## Your instructions
Arrange the records between the lines containing "panel-b-y-tick-label: 0.025 [449, 355, 498, 375]" and "panel-a-point [357, 205, 372, 220]", inclusive, as a numbered list, omitting any blank lines.
------------------------
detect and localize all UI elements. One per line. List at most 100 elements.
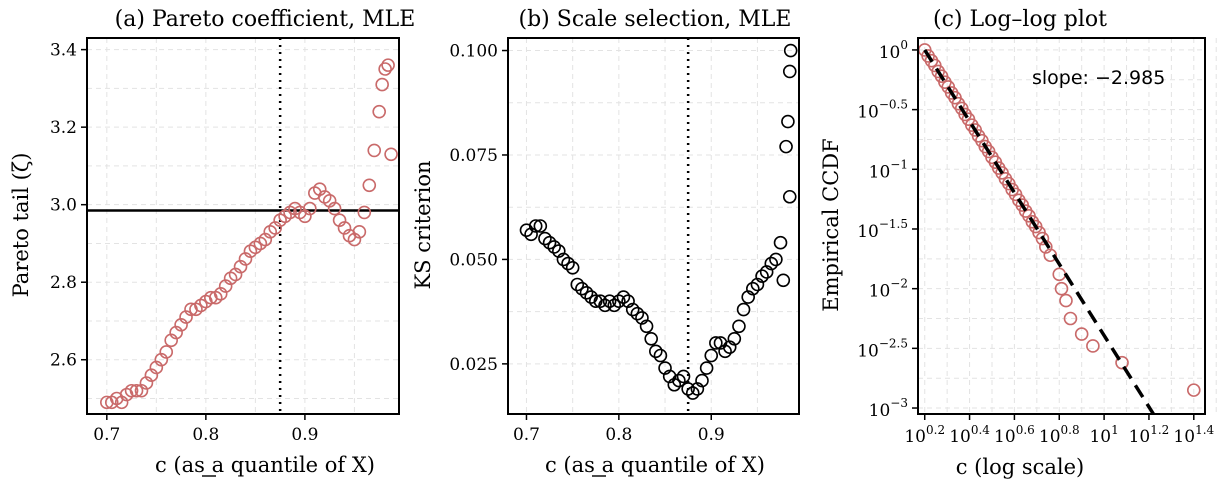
panel-b-y-tick-label: 0.025 [449, 355, 498, 375]
panel-c-point [1043, 248, 1058, 263]
panel-b-point [704, 348, 719, 363]
panel-a-point [378, 62, 392, 76]
panel-b-point [782, 189, 797, 204]
panel-a-point [375, 77, 389, 92]
panel-b-point [547, 240, 561, 254]
panel-b-point [630, 306, 645, 321]
panel-c-title: (c) Log–log plot [933, 7, 1107, 32]
panel-a-x-tick-label: 0.8 [192, 425, 219, 445]
panel-c-point [1035, 231, 1050, 246]
panel-b-point [782, 64, 797, 79]
panel-b-point [538, 231, 552, 246]
panel-c-y-tick-label: 10−1 [869, 157, 908, 182]
panel-b-point [769, 252, 783, 267]
panel-b-point [598, 298, 612, 313]
panel-b-point [690, 382, 705, 396]
panel-b-point [727, 331, 742, 346]
panel-c-slope-annotation: slope: −2.985 [1032, 67, 1165, 89]
panel-c-ticks: 100.2 100.4 100.6 100.8 101 101.2 101.4 100 10−0… [857, 38, 1214, 447]
panel-a-point [357, 205, 372, 220]
panel-c-point [1086, 339, 1100, 353]
panel-a-y-label: Pareto tail (ζ) [9, 153, 33, 298]
panel-a-y-tick-label: 2.6 [50, 351, 77, 371]
panel-b-ticks: 0.7 0.8 0.9 0.025 0.050 0.075 0.100 [449, 42, 724, 445]
panel-b-point [781, 114, 795, 129]
panel-c-point [1059, 293, 1073, 308]
panel-c-y-tick-label: 10−3 [869, 396, 908, 421]
panel-b-point [602, 294, 617, 309]
panel-b-point [681, 382, 695, 396]
panel-b-point [667, 377, 682, 392]
panel-a-x-tick-label: 0.7 [93, 425, 120, 445]
panel-b-point [750, 277, 765, 292]
panel-a-point [362, 178, 377, 193]
panel-b-point [776, 273, 791, 288]
panel-c-x-tick-label: 101 [1089, 423, 1118, 447]
panel-b-point [746, 281, 760, 296]
panel-a-point [129, 383, 144, 398]
panel-c-y-tick-label: 100 [879, 38, 908, 63]
panel-a-point [352, 225, 367, 239]
panel-a-y-tick-label: 2.8 [50, 273, 77, 293]
panel-b-point [741, 290, 755, 304]
panel-b-point [759, 265, 774, 279]
panel-b-point [625, 302, 640, 317]
panel-b-grid [508, 38, 799, 414]
panel-b: (b) Scale selection, MLE c (as a quantil… [411, 7, 800, 477]
panel-b-point [552, 244, 566, 258]
panel-b-point [607, 298, 622, 313]
panel-b-y-tick-label: 0.075 [449, 146, 498, 166]
panel-b-point [653, 348, 668, 363]
panel-c-grid [918, 38, 1217, 414]
panel-a: (a) Pareto coefficient, MLE c (as a quan… [9, 7, 415, 477]
panel-b-point [528, 219, 543, 233]
panel-b-y-label: KS criterion [411, 160, 435, 289]
panel-b-point [783, 43, 798, 58]
panel-c-x-tick-label: 100.2 [904, 423, 945, 447]
panel-b-point [649, 344, 663, 359]
panel-b-x-tick-label: 0.8 [605, 425, 632, 445]
panel-a-title: (a) Pareto coefficient, MLE [115, 7, 416, 32]
panel-b-point [773, 235, 788, 250]
panel-b-point [575, 281, 589, 296]
panel-b-point [533, 219, 548, 233]
panel-c-x-label: c (log scale) [956, 455, 1085, 479]
panel-a-point [372, 104, 386, 119]
panel-c-y-tick-label: 10−2.5 [857, 336, 908, 361]
panel-b-point [658, 361, 672, 375]
panel-b-point [644, 331, 658, 346]
panel-b-point [672, 373, 686, 388]
panel-a-point [381, 58, 395, 72]
panel-a-point [303, 201, 317, 216]
panel-b-point [524, 227, 538, 242]
panel-b-point [616, 290, 631, 304]
panel-c-y-tick-label: 10−0.5 [857, 98, 908, 123]
panel-c-point [1115, 355, 1129, 370]
panel-a-point [159, 345, 174, 359]
panel-b-frame [507, 37, 800, 415]
panel-c-point [1074, 327, 1089, 341]
panel-b-point [732, 319, 746, 334]
panel-a-y-tick-label: 3.4 [50, 41, 77, 61]
panel-b-point [676, 369, 691, 384]
panel-c-point [1054, 281, 1069, 296]
panel-c-fit-line [923, 49, 1155, 415]
panel-b-point [639, 319, 654, 334]
panel-c-point [1186, 383, 1201, 397]
panel-b-point [612, 294, 626, 309]
panel-b-point [764, 256, 779, 271]
panel-b-point [736, 302, 751, 317]
panel-c-x-tick-label: 101.4 [1173, 423, 1214, 447]
panel-b-point [718, 344, 732, 359]
panel-c-x-tick-label: 100.4 [949, 423, 990, 447]
panel-c-y-label: Empirical CCDF [819, 138, 843, 311]
panel-a-y-tick-label: 3.0 [50, 196, 77, 216]
panel-c-x-tick-label: 100.6 [994, 423, 1035, 447]
panel-c-x-tick-label: 101.2 [1129, 423, 1170, 447]
panel-a-marks [87, 38, 399, 414]
panel-b-point [779, 139, 793, 154]
panel-a-x-label: c (as a quantile of X) [155, 453, 375, 477]
panel-a-grid [87, 38, 399, 414]
panel-b-point [699, 361, 714, 375]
------------------------
## Problem solution
1. panel-b-y-tick-label: 0.025 [449, 355, 498, 375]
2. panel-c-point [1043, 248, 1058, 263]
3. panel-b-point [704, 348, 719, 363]
4. panel-a-point [378, 62, 392, 76]
5. panel-b-point [782, 189, 797, 204]
6. panel-a-point [375, 77, 389, 92]
7. panel-b-point [547, 240, 561, 254]
8. panel-b-point [630, 306, 645, 321]
9. panel-c-title: (c) Log–log plot [933, 7, 1107, 32]
10. panel-a-x-tick-label: 0.8 [192, 425, 219, 445]
11. panel-c-point [1035, 231, 1050, 246]
12. panel-b-point [782, 64, 797, 79]
13. panel-b-point [538, 231, 552, 246]
14. panel-c-y-tick-label: 10−1 [869, 157, 908, 182]
15. panel-b-point [769, 252, 783, 267]
16. panel-b-point [598, 298, 612, 313]
17. panel-b-point [690, 382, 705, 396]
18. panel-b-point [727, 331, 742, 346]
19. panel-c-slope-annotation: slope: −2.985 [1032, 67, 1165, 89]
20. panel-c-ticks: 100.2 100.4 100.6 100.8 101 101.2 101.4 100 10−0… [857, 38, 1214, 447]
21. panel-a-point [357, 205, 372, 220]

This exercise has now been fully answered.